RECORDS FOR THE EXERCISE.

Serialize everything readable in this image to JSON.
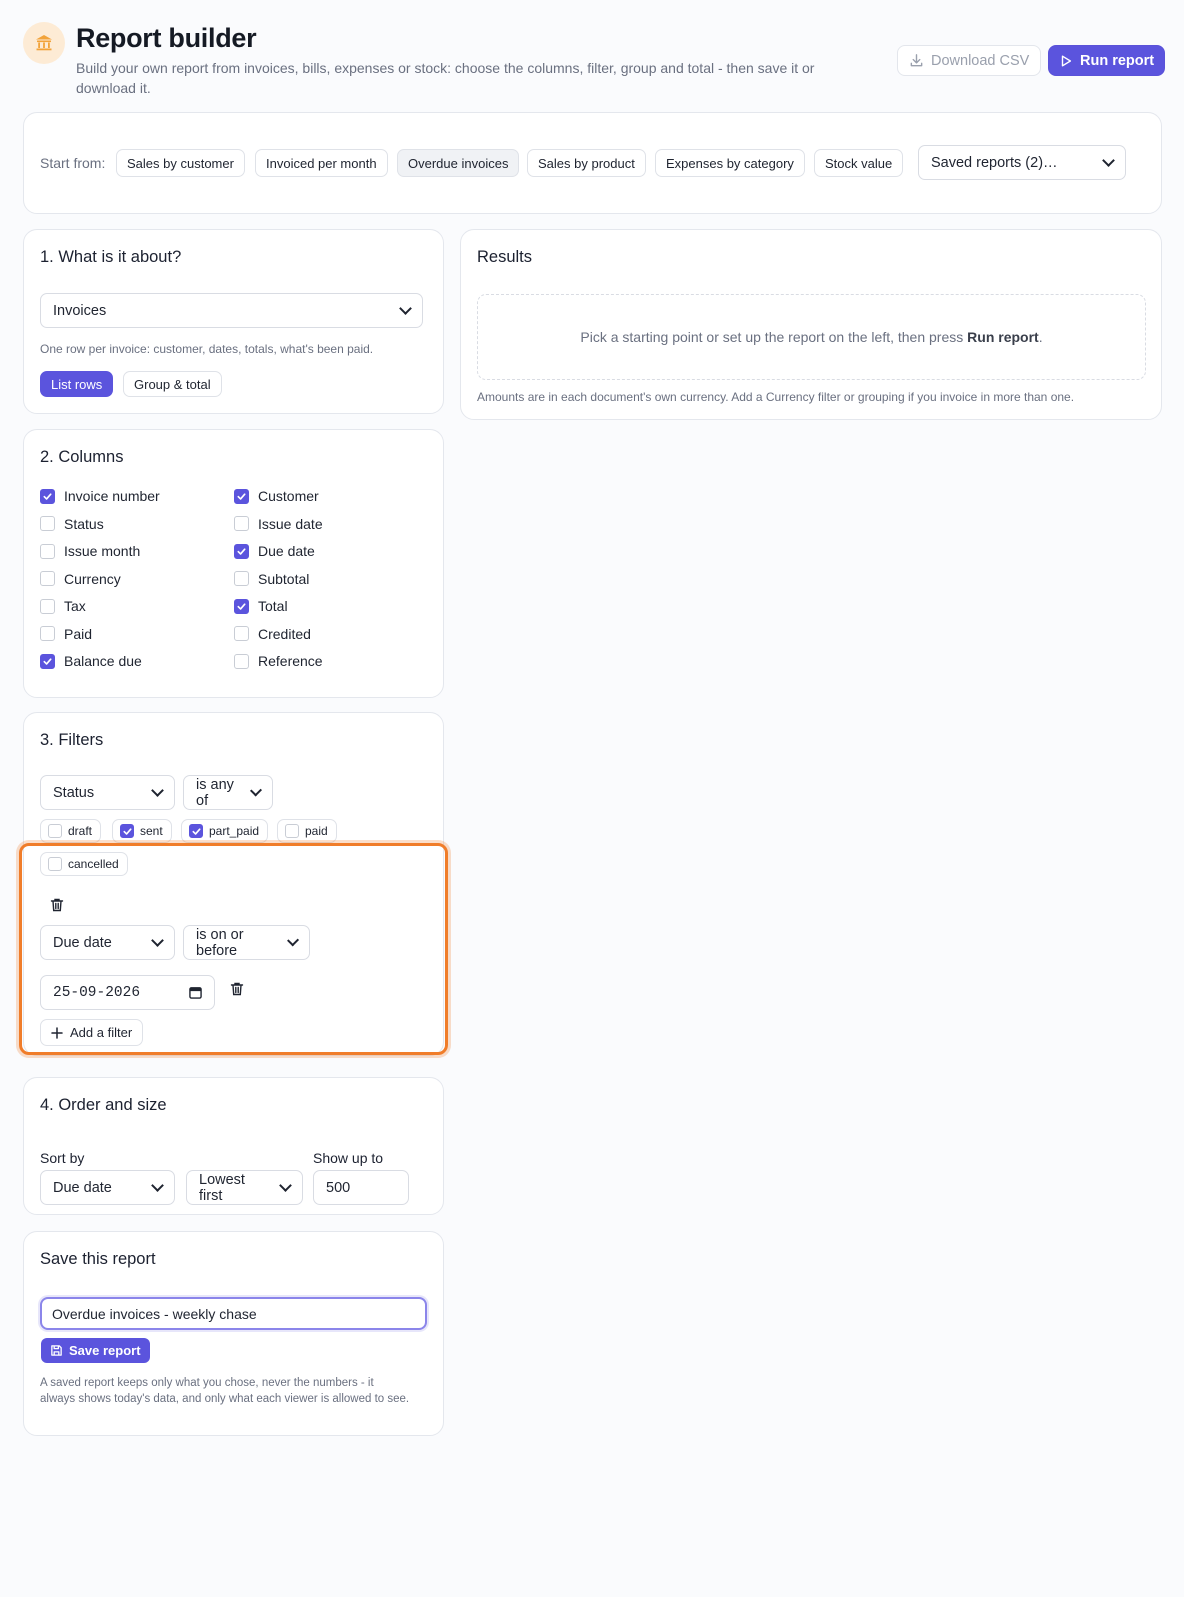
{
  "header": {
    "title": "Report builder",
    "subtitle": "Build your own report from invoices, bills, expenses or stock: choose the columns, filter, group and total - then save it or download it.",
    "download_label": "Download CSV",
    "run_label": "Run report",
    "logo_icon": "bank-icon",
    "accent": "#5b54dd"
  },
  "start": {
    "label": "Start from:",
    "presets": [
      "Sales by customer",
      "Invoiced per month",
      "Overdue invoices",
      "Sales by product",
      "Expenses by category",
      "Stock value"
    ],
    "active_preset": "Overdue invoices",
    "saved_reports": "Saved reports (2)…"
  },
  "about": {
    "title": "1. What is it about?",
    "source": "Invoices",
    "description": "One row per invoice: customer, dates, totals, what's been paid.",
    "mode_list": "List rows",
    "mode_group": "Group & total",
    "mode_selected": "List rows"
  },
  "results": {
    "title": "Results",
    "empty_prefix": "Pick a starting point or set up the report on the left, then press ",
    "empty_strong": "Run report",
    "empty_suffix": ".",
    "note": "Amounts are in each document's own currency. Add a Currency filter or grouping if you invoice in more than one."
  },
  "columns": {
    "title": "2. Columns",
    "items": [
      {
        "label": "Invoice number",
        "checked": true
      },
      {
        "label": "Customer",
        "checked": true
      },
      {
        "label": "Status",
        "checked": false
      },
      {
        "label": "Issue date",
        "checked": false
      },
      {
        "label": "Issue month",
        "checked": false
      },
      {
        "label": "Due date",
        "checked": true
      },
      {
        "label": "Currency",
        "checked": false
      },
      {
        "label": "Subtotal",
        "checked": false
      },
      {
        "label": "Tax",
        "checked": false
      },
      {
        "label": "Total",
        "checked": true
      },
      {
        "label": "Paid",
        "checked": false
      },
      {
        "label": "Credited",
        "checked": false
      },
      {
        "label": "Balance due",
        "checked": true
      },
      {
        "label": "Reference",
        "checked": false
      }
    ]
  },
  "filters": {
    "title": "3. Filters",
    "filter1": {
      "field": "Status",
      "operator": "is any of",
      "options": [
        {
          "label": "draft",
          "checked": false
        },
        {
          "label": "sent",
          "checked": true
        },
        {
          "label": "part_paid",
          "checked": true
        },
        {
          "label": "paid",
          "checked": false
        },
        {
          "label": "cancelled",
          "checked": false
        }
      ]
    },
    "filter2": {
      "field": "Due date",
      "operator": "is on or before",
      "value": "25-09-2026"
    },
    "add_label": "Add a filter"
  },
  "order": {
    "title": "4. Order and size",
    "sort_label": "Sort by",
    "sort_field": "Due date",
    "sort_dir": "Lowest first",
    "limit_label": "Show up to",
    "limit": "500"
  },
  "save": {
    "title": "Save this report",
    "name": "Overdue invoices - weekly chase",
    "button": "Save report",
    "note": "A saved report keeps only what you chose, never the numbers - it always shows today's data, and only what each viewer is allowed to see."
  }
}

REQUEST. From the material above, copy each line that includes the word "operator".

CORRECT RESPONSE.
      "operator": "is any of",
      "operator": "is on or before",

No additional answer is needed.